**Problem to solve:** Return the listing below verbatim, reproducing every line in its original order without alteration.

**Stored data:**
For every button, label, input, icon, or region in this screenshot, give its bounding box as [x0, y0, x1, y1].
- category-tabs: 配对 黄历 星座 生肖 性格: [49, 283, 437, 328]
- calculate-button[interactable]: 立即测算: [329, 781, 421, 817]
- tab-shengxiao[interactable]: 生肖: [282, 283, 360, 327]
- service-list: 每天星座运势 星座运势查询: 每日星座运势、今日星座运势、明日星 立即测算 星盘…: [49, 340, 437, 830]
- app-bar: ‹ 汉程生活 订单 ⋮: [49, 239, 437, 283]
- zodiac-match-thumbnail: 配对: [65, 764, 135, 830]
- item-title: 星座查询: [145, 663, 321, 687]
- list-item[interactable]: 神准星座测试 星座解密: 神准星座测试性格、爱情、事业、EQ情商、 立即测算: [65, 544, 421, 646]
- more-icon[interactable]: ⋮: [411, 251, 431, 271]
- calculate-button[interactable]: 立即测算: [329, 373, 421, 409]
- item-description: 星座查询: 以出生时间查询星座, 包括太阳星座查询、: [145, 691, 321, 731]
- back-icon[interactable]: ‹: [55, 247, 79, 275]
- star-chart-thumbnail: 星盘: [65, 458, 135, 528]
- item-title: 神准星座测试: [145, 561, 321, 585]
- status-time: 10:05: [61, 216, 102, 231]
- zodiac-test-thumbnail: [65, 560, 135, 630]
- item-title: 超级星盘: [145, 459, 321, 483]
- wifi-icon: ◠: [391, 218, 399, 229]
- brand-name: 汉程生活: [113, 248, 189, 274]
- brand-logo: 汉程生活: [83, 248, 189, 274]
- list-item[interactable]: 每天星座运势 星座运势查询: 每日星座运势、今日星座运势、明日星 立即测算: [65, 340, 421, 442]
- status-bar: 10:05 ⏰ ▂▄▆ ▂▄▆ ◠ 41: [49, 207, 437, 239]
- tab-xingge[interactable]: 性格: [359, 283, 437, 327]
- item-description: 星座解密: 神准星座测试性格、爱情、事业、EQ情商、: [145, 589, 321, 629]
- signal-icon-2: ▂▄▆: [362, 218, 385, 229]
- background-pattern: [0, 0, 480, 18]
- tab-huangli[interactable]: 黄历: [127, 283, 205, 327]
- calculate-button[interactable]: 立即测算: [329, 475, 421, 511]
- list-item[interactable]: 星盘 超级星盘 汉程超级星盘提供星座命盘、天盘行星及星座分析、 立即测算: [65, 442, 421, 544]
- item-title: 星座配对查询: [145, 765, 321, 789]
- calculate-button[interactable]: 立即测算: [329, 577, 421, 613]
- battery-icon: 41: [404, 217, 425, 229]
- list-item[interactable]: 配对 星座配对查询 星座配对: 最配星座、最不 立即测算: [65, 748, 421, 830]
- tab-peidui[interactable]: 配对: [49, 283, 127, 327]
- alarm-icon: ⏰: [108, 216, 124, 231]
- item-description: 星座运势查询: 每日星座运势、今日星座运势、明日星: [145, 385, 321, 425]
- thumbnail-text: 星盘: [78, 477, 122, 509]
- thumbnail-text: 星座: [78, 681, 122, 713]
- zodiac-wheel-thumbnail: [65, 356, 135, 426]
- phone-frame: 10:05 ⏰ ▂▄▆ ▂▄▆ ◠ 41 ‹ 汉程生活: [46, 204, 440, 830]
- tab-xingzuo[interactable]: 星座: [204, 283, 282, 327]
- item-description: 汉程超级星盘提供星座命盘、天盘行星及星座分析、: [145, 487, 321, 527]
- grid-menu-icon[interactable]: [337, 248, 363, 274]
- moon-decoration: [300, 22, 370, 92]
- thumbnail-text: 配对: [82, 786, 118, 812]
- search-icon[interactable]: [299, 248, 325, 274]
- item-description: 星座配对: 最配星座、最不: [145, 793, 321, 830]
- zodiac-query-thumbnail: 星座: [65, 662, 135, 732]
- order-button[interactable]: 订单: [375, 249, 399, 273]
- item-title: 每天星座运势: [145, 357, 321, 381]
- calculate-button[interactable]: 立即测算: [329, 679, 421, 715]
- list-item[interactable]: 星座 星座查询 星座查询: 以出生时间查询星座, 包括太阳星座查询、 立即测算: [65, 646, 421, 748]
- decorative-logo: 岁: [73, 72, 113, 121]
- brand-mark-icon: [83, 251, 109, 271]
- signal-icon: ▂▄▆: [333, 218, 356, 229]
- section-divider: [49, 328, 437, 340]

**Output of the exercise:**
For every button, label, input, icon, or region in this screenshot, give its bounding box as [x0, y0, x1, y1].
- category-tabs: 配对 黄历 星座 生肖 性格: [49, 283, 437, 328]
- calculate-button[interactable]: 立即测算: [329, 781, 421, 817]
- tab-shengxiao[interactable]: 生肖: [282, 283, 360, 327]
- service-list: 每天星座运势 星座运势查询: 每日星座运势、今日星座运势、明日星 立即测算 星盘…: [49, 340, 437, 830]
- app-bar: ‹ 汉程生活 订单 ⋮: [49, 239, 437, 283]
- zodiac-match-thumbnail: 配对: [65, 764, 135, 830]
- item-title: 星座查询: [145, 663, 321, 687]
- list-item[interactable]: 神准星座测试 星座解密: 神准星座测试性格、爱情、事业、EQ情商、 立即测算: [65, 544, 421, 646]
- more-icon[interactable]: ⋮: [411, 251, 431, 271]
- calculate-button[interactable]: 立即测算: [329, 373, 421, 409]
- item-description: 星座查询: 以出生时间查询星座, 包括太阳星座查询、: [145, 691, 321, 731]
- back-icon[interactable]: ‹: [55, 247, 79, 275]
- star-chart-thumbnail: 星盘: [65, 458, 135, 528]
- item-title: 神准星座测试: [145, 561, 321, 585]
- status-time: 10:05: [61, 216, 102, 231]
- zodiac-test-thumbnail: [65, 560, 135, 630]
- item-title: 超级星盘: [145, 459, 321, 483]
- wifi-icon: ◠: [391, 218, 399, 229]
- brand-name: 汉程生活: [113, 248, 189, 274]
- brand-logo: 汉程生活: [83, 248, 189, 274]
- list-item[interactable]: 每天星座运势 星座运势查询: 每日星座运势、今日星座运势、明日星 立即测算: [65, 340, 421, 442]
- status-bar: 10:05 ⏰ ▂▄▆ ▂▄▆ ◠ 41: [49, 207, 437, 239]
- tab-xingge[interactable]: 性格: [359, 283, 437, 327]
- item-description: 星座解密: 神准星座测试性格、爱情、事业、EQ情商、: [145, 589, 321, 629]
- signal-icon-2: ▂▄▆: [362, 218, 385, 229]
- background-pattern: [0, 0, 480, 18]
- tab-huangli[interactable]: 黄历: [127, 283, 205, 327]
- calculate-button[interactable]: 立即测算: [329, 475, 421, 511]
- list-item[interactable]: 星盘 超级星盘 汉程超级星盘提供星座命盘、天盘行星及星座分析、 立即测算: [65, 442, 421, 544]
- item-title: 星座配对查询: [145, 765, 321, 789]
- calculate-button[interactable]: 立即测算: [329, 577, 421, 613]
- battery-icon: 41: [404, 217, 425, 229]
- list-item[interactable]: 配对 星座配对查询 星座配对: 最配星座、最不 立即测算: [65, 748, 421, 830]
- tab-peidui[interactable]: 配对: [49, 283, 127, 327]
- alarm-icon: ⏰: [108, 216, 124, 231]
- item-description: 星座运势查询: 每日星座运势、今日星座运势、明日星: [145, 385, 321, 425]
- thumbnail-text: 星盘: [78, 477, 122, 509]
- thumbnail-text: 星座: [78, 681, 122, 713]
- zodiac-wheel-thumbnail: [65, 356, 135, 426]
- phone-frame: 10:05 ⏰ ▂▄▆ ▂▄▆ ◠ 41 ‹ 汉程生活: [46, 204, 440, 830]
- tab-xingzuo[interactable]: 星座: [204, 283, 282, 327]
- item-description: 汉程超级星盘提供星座命盘、天盘行星及星座分析、: [145, 487, 321, 527]
- grid-menu-icon[interactable]: [337, 248, 363, 274]
- moon-decoration: [300, 22, 370, 92]
- thumbnail-text: 配对: [82, 786, 118, 812]
- search-icon[interactable]: [299, 248, 325, 274]
- item-description: 星座配对: 最配星座、最不: [145, 793, 321, 830]
- zodiac-query-thumbnail: 星座: [65, 662, 135, 732]
- order-button[interactable]: 订单: [375, 249, 399, 273]
- item-title: 每天星座运势: [145, 357, 321, 381]
- calculate-button[interactable]: 立即测算: [329, 679, 421, 715]
- list-item[interactable]: 星座 星座查询 星座查询: 以出生时间查询星座, 包括太阳星座查询、 立即测算: [65, 646, 421, 748]
- decorative-logo: 岁: [73, 72, 113, 121]
- brand-mark-icon: [83, 251, 109, 271]
- signal-icon: ▂▄▆: [333, 218, 356, 229]
- section-divider: [49, 328, 437, 340]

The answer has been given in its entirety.